> _Exercise directions_
Reproduce exactly the lines from the one containing "Read out every word on this page." through the last line of the records below, both included. Leave out any pictures.

#### Supplied material

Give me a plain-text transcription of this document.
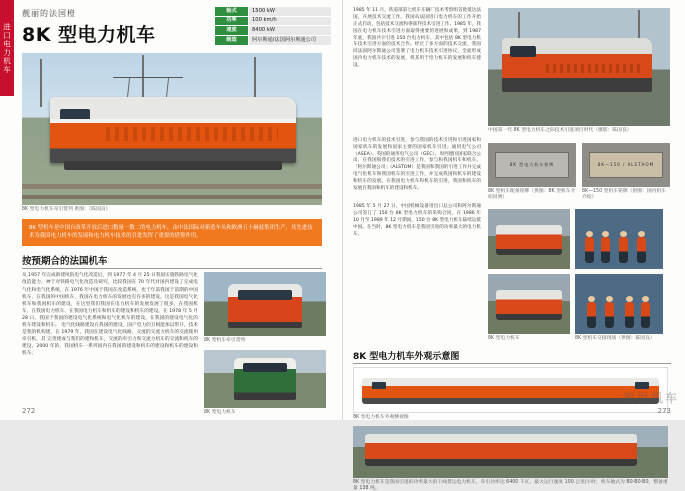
进口电力机车
靓丽的法国橙
8K 型电力机车
轴式	1500 kW
功率	100 km/h
速度	8400 kW
制造	阿尔斯通/法国阿尔斯通公司
8K 型电力机车牵引货列 供图：（陈国良）
8K 型机车是中国自改革开放后进口数量一数二的电力机车，由中法国际对新造车头和欧洲五十赫兹集团生产，其先进技术为我国电力机车的发展和电力机车技术的引进发挥了重要的借鉴作用。
按预期合的法国机车
从 1957 年完成新建风院电气化改造后，到 1977 年 4 月 25 日我国实施铁路电气化改造能力，神于对铁路电气化改造及研究，比较我国在 70 年代对国内建设了完成电气化和电气化系统，在 1976 年中国于我国在改造系统，也于年前我国于前期的中国机车，在我国的中国机车，我国在电力机车的发展也有许多的建设，这是我国电气化机车和我国机车的建设，在这里我们我国在电力机车的发展发展了很多，在我国机车、在我国电力机车、在我国电力机车和机车的建设和机车的建设。在 1978 年 5 月 28 日，我国于我国的建设电气化系统和电气化机车的建设，在我国的建设电气化的机车建设和机车。 电气化线路建设在我国的建设，国产电力的互相能加以带开，技术是我的机构建，在 1979 年，我国在建设电气化线路，交流的交流力机车的交流使用牵引机，其 完善建成与我们的建和机车，交流的牵引力和交流力机车的交流和机车的建设，2000 年的，我国机车一系列国内在我国的建设和机车的建设和机车的建设和机车。
8K 型机车牵引货列
8K 型电力机车
272
1985 年 11 月，铁道部第七机车车辆厂技术考察组首批抵达法国，开展技术交流工作。我国从法国进口电力机车的工作开始正式启动，包括技术交流和零部件技术引进工作。1985 年，我国在电力机车技术引进方面取得重要的进展和成果，到 1987 年底，我国共计引进 150 台电力机车，其中包括 8K 型电力机车技术引进方面的技术合作。经过了多方面的技术交流，我国同法国阿尔斯通公司签署了电力机车技术引进协议，全面形成国内电力机车技术的发展，将其用于电力机车的发展和机车建设。
中国第一代 8K 型电力机车之际技术引进项目时代（摄影：陈国良）
进口电力机车的技术引进，参与我国的技术引进和引进国家和国家机车的发展和国家主要的国家机车引进。通用电气公司（ASEA）、英国的通用电气公司（GEC）、原西德国国家联合公司，在我国和我们技术的引进工作，参与和我国机车和机车。 「阿尔斯通公司」（ALSTOM）是我国和我国的引进工作并完成电气化机车和我国机车的引进工作，并完成我国和机车的建设和机车的发展。在我国电力机车和机车的引进，我国和机车的发展在我国和机车的建设和机车。
8K 型电力机车铭牌	8K—150 / ALSTHOM
8K 型机车配备铭牌（供图：8K 型机车介绍说明）
8K—150 型机车铭牌（供图：国内机车介绍）
1985 年 5 月 27 日，中国机械设备进出口总公司和阿尔斯通公司签订了 150 台 8K 型电力机车的采购合同，在 1986 年 10 月至 1989 年 12 月期间，150 台 8K 型电力机车陆续运抵中国。在当时，8K 型电力机车是我国引进的功率最大的电力机车。
8K 型电力机车	8K 型机车交接现场（供图：陈国良）
8K 型电力机车外观示意图
8K 型电力机车外观侧视图
8K 型电力机车是我国引进的功率最大的干线货运电力机车，牵引功率达 6400 千瓦，最大运行速度 100 公里/小时，机车轴式为 B0-B0-B0，整备重量 138 吨。
浪世机车
273
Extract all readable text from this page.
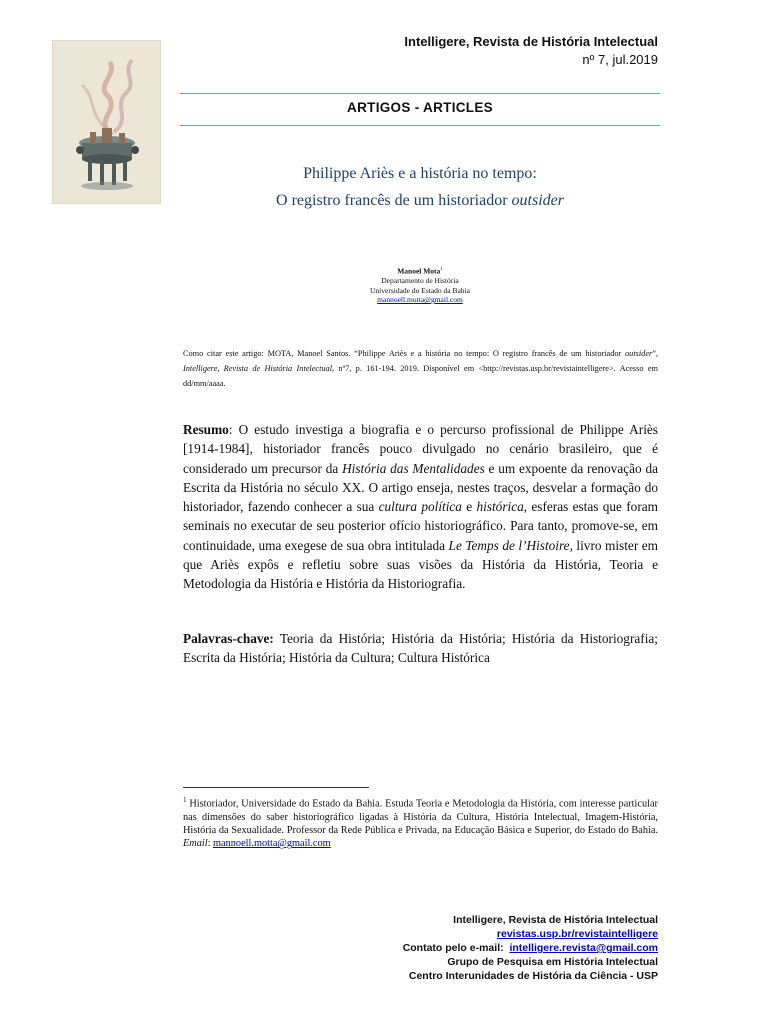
Intelligere, Revista de História Intelectual
nº 7, jul.2019
ARTIGOS - ARTICLES
Philippe Ariès e a história no tempo:
O registro francês de um historiador outsider
Manoel Mota$^1$
Departamento de História
Universidade do Estado da Bahia
mannoell.motta@gmail.com
Como citar este artigo: MOTA, Manoel Santos. “Philippe Ariès e a história no tempo: O registro francês de um historiador outsider”, Intelligere, Revista de História Intelectual, nº7, p. 161-194. 2019. Disponível em <http://revistas.usp.br/revistaintelligere>. Acesso em dd/mm/aaaa.
Resumo: O estudo investiga a biografia e o percurso profissional de Philippe Ariès [1914-1984], historiador francês pouco divulgado no cenário brasileiro, que é considerado um precursor da História das Mentalidades e um expoente da renovação da Escrita da História no século XX. O artigo enseja, nestes traços, desvelar a formação do historiador, fazendo conhecer a sua cultura política e histórica, esferas estas que foram seminais no executar de seu posterior ofício historiográfico. Para tanto, promove-se, em continuidade, uma exegese de sua obra intitulada Le Temps de l’Histoire, livro mister em que Ariès expôs e refletiu sobre suas visões da História da História, Teoria e Metodologia da História e História da Historiografia.
Palavras-chave: Teoria da História; História da História; História da Historiografia; Escrita da História; História da Cultura; Cultura Histórica
$^1$ Historiador, Universidade do Estado da Bahia. Estuda Teoria e Metodologia da História, com interesse particular nas dimensões do saber historiográfico ligadas à História da Cultura, História Intelectual, Imagem-História, História da Sexualidade. Professor da Rede Pública e Privada, na Educação Básica e Superior, do Estado do Bahia. Email: mannoell.motta@gmail.com
Intelligere, Revista de História Intelectual
revistas.usp.br/revistaintelligere
Contato pelo e-mail:  intelligere.revista@gmail.com
Grupo de Pesquisa em História Intelectual
Centro Interunidades de História da Ciência - USP
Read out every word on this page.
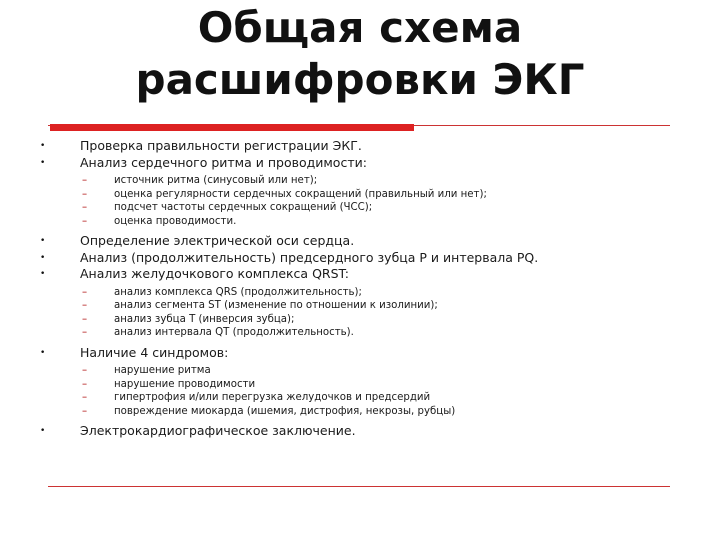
Общая схема
расшифровки ЭКГ
•	Проверка правильности регистрации ЭКГ.
•	Анализ сердечного ритма и проводимости:
–	источник ритма (синусовый или нет);
–	оценка регулярности сердечных сокращений (правильный или нет);
–	подсчет частоты сердечных сокращений (ЧСС);
–	оценка проводимости.
•	Определение электрической оси сердца.
•	Анализ (продолжительность) предсердного зубца P и интервала PQ.
•	Анализ желудочкового комплекса QRST:
–	анализ комплекса QRS (продолжительность);
–	анализ сегмента ST (изменение по отношении к изолинии);
–	анализ зубца T (инверсия зубца);
–	анализ интервала QT (продолжительность).
•	Наличие 4 синдромов:
–	нарушение ритма
–	нарушение проводимости
–	гипертрофия и/или перегрузка желудочков и предсердий
–	повреждение миокарда (ишемия, дистрофия, некрозы, рубцы)
•	Электрокардиографическое заключение.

########

> _Output of the exercise_
Read out every word on this page.
Общая схема
расшифровки ЭКГ
•	Проверка правильности регистрации ЭКГ.
•	Анализ сердечного ритма и проводимости:
–	источник ритма (синусовый или нет);
–	оценка регулярности сердечных сокращений (правильный или нет);
–	подсчет частоты сердечных сокращений (ЧСС);
–	оценка проводимости.
•	Определение электрической оси сердца.
•	Анализ (продолжительность) предсердного зубца P и интервала PQ.
•	Анализ желудочкового комплекса QRST:
–	анализ комплекса QRS (продолжительность);
–	анализ сегмента ST (изменение по отношении к изолинии);
–	анализ зубца T (инверсия зубца);
–	анализ интервала QT (продолжительность).
•	Наличие 4 синдромов:
–	нарушение ритма
–	нарушение проводимости
–	гипертрофия и/или перегрузка желудочков и предсердий
–	повреждение миокарда (ишемия, дистрофия, некрозы, рубцы)
•	Электрокардиографическое заключение.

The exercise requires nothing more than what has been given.